*** Opening of Selected extract ***
Multi-scale modeling of single ventricle hearts for clinical decision support

European Coordinator:
  • Tain-Yen HSIA, Great Ormond Street Hospital for Children, London (UK)
North American Coordinator:
  • Richard FIGLIOLA, Clemson University (USA)
Members:
  • Edward BOVE, University of Michigan, Ann Arbor (USA)
  • Marc de LEVAL, Great Ormond Street Hospital for Children, London (UK)
  • Anthony HLAVACEK, Medical University of South Carolina, Charleston (USA)
  • Alison MARSDEN, University of California, San Diego (USA)
  • Francesco MIGLIAVACCA, Politecnico di Milano (Italy)
  • Andrew TAYLOR, University College London Institute of Child Health (UK)
  • Irene VIGNON-CLEMENTEL, Institut National de Recherche en Informatique et en Automatique, Paris (France)
  • G. Hamilton BAKER, Medical University of South Carolina, Charleston (USA)
  • Adam DORFMAN, University of Michigan, Ann Arbor (USA)
  • Gabriele DUBINI, Politecnico di Milano (Italy)
  • Alessandro GIARDINI, Great Ormond Street Hospital for Children, London (UK)
  • Sachin KHAMBADKONE, Great Ormond Street Hospital for Children, London (UK)
  • John McGREGOR, Clemson University (USA)
  • Giancarlo PENNATI, Politecnico di Milano (Italy)
  • Silvia SCHIEVANO, University College London Institute of Child Health (UK)
*** Close of Selected extract ***
*** Opening of Record extracts ***
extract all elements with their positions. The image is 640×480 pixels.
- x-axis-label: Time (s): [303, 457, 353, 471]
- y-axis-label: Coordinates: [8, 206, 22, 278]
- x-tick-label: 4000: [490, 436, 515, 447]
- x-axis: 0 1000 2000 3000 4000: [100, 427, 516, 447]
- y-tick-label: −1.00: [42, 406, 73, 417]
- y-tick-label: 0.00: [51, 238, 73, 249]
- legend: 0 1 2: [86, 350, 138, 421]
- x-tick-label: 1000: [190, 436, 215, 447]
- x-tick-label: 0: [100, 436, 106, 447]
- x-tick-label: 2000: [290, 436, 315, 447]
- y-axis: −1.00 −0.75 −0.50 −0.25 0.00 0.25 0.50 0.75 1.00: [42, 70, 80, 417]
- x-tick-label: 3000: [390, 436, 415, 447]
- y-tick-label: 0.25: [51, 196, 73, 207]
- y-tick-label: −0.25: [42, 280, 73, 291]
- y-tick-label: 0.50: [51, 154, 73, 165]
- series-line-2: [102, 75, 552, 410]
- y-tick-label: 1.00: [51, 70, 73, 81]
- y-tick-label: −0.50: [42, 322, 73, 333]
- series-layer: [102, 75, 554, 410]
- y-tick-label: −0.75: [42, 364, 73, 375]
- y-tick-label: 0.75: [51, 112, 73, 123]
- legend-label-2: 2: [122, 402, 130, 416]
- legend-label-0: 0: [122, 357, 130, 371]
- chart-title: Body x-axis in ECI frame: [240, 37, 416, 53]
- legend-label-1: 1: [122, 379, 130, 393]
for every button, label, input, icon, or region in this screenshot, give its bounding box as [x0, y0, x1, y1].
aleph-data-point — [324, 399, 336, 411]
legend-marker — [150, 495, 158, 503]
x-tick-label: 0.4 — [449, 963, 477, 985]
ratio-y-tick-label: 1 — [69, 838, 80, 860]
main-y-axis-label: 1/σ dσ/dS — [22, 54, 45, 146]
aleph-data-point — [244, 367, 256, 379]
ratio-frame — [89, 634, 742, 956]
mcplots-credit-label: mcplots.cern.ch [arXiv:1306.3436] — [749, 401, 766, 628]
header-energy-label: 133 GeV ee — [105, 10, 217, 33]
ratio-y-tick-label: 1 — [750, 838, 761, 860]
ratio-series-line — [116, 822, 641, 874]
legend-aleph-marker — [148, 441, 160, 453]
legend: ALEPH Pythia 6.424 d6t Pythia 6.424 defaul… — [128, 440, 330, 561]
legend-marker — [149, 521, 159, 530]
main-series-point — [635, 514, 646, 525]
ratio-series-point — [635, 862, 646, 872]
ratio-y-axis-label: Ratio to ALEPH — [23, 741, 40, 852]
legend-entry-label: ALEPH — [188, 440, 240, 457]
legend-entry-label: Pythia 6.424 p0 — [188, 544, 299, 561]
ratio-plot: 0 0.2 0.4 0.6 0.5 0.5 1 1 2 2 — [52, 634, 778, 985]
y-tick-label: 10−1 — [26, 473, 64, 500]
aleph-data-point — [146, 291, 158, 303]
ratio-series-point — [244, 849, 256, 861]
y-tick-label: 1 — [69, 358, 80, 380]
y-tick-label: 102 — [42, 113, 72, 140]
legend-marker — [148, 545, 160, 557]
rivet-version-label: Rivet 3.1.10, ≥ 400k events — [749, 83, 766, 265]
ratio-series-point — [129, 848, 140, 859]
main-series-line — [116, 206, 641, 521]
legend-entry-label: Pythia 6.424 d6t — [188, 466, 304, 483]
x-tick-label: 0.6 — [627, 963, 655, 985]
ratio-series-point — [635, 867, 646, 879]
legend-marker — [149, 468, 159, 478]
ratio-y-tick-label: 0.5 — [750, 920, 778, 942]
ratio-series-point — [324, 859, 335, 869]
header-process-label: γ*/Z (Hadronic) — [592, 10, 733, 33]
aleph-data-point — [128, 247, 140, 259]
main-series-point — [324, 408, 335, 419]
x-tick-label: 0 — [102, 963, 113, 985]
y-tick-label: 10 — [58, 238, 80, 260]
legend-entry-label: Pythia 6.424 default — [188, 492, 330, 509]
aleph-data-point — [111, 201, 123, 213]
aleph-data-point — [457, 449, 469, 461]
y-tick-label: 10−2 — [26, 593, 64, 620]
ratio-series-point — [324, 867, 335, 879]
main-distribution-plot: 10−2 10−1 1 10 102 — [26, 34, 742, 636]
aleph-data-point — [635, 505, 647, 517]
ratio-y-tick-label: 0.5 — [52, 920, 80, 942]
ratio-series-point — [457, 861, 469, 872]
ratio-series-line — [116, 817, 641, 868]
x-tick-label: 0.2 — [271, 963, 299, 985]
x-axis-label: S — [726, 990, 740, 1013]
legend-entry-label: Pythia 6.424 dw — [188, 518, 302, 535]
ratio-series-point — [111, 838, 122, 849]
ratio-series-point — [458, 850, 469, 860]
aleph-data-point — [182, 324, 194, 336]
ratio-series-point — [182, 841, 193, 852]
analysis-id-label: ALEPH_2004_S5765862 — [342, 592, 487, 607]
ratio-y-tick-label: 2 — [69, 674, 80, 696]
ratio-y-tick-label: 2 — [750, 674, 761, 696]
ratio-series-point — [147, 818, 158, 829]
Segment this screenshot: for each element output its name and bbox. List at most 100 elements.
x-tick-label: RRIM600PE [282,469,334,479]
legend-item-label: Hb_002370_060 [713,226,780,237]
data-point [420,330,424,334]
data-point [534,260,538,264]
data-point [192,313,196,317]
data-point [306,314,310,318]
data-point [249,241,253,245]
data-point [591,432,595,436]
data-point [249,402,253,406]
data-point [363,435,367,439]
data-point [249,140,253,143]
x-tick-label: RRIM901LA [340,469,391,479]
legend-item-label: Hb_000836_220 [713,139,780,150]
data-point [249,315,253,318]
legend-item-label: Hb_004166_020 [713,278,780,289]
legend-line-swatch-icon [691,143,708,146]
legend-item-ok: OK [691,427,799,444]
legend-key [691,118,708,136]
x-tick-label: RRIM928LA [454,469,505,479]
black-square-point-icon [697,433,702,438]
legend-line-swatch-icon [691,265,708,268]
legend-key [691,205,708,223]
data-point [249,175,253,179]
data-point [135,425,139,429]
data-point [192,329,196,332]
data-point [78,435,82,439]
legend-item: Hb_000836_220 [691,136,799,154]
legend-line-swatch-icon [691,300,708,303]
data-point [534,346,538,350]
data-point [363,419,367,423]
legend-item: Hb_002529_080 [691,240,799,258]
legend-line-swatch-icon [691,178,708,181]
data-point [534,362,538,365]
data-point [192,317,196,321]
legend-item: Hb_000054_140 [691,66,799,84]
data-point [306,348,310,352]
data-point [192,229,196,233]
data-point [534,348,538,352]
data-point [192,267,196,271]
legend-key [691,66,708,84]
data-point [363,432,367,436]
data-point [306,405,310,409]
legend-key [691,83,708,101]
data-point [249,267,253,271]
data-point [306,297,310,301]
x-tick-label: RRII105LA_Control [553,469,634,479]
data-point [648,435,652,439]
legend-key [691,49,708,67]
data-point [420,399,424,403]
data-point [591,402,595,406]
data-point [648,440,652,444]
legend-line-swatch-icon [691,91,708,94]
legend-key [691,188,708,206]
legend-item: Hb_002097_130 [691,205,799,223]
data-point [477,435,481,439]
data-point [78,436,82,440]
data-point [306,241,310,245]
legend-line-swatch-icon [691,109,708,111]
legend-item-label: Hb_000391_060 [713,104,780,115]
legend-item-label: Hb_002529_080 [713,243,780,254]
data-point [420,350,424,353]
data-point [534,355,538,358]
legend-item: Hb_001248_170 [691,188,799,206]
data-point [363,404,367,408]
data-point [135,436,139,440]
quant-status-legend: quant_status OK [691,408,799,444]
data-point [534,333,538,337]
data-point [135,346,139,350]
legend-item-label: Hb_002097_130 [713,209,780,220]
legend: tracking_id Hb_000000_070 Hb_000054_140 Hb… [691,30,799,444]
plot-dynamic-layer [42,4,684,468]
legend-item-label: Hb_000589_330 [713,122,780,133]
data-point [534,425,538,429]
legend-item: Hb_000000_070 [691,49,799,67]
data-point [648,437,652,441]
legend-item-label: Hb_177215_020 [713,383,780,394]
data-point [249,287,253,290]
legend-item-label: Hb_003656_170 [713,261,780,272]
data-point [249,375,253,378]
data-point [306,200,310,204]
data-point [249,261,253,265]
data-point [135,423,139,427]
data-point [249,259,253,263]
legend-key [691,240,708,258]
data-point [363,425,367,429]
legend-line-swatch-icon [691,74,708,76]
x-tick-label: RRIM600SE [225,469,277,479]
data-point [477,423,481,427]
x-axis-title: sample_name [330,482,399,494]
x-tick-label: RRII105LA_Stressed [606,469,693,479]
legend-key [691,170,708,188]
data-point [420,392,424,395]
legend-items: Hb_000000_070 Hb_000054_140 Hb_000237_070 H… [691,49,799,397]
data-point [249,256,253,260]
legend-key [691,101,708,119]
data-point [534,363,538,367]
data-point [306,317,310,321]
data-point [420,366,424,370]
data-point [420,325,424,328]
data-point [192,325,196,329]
*** Close of Record extracts ***
» Work order 1:
In the team list, which institution is the North American coordinator affiliated with?
» Work order 2:
Please translate the title of the team list, "Multi-scale modeling of single ventricle hearts for clinical decision support", into Spanish.
» Work order 3:
Reproduce the team list from "Multi-scale modeling of" up to and including "LEVAL, Great Ormond Street Hospital for Children, London (UK)".

» Response area 1:
Clemson University (USA)

» Response area 2:
Modelado multiescala de corazones con ventrículo único para el apoyo a la toma de decisiones clínicas

» Response area 3:
Multi-scale modeling of single ventricle hearts for clinical decision support

European Coordinator:
  • Tain-Yen HSIA, Great Ormond Street Hospital for Children, London (UK)
North American Coordinator:
  • Richard FIGLIOLA, Clemson University (USA)
Members:
  • Edward BOVE, University of Michigan, Ann Arbor (USA)
  • Marc de LEVAL, Great Ormond Street Hospital for Children, London (UK)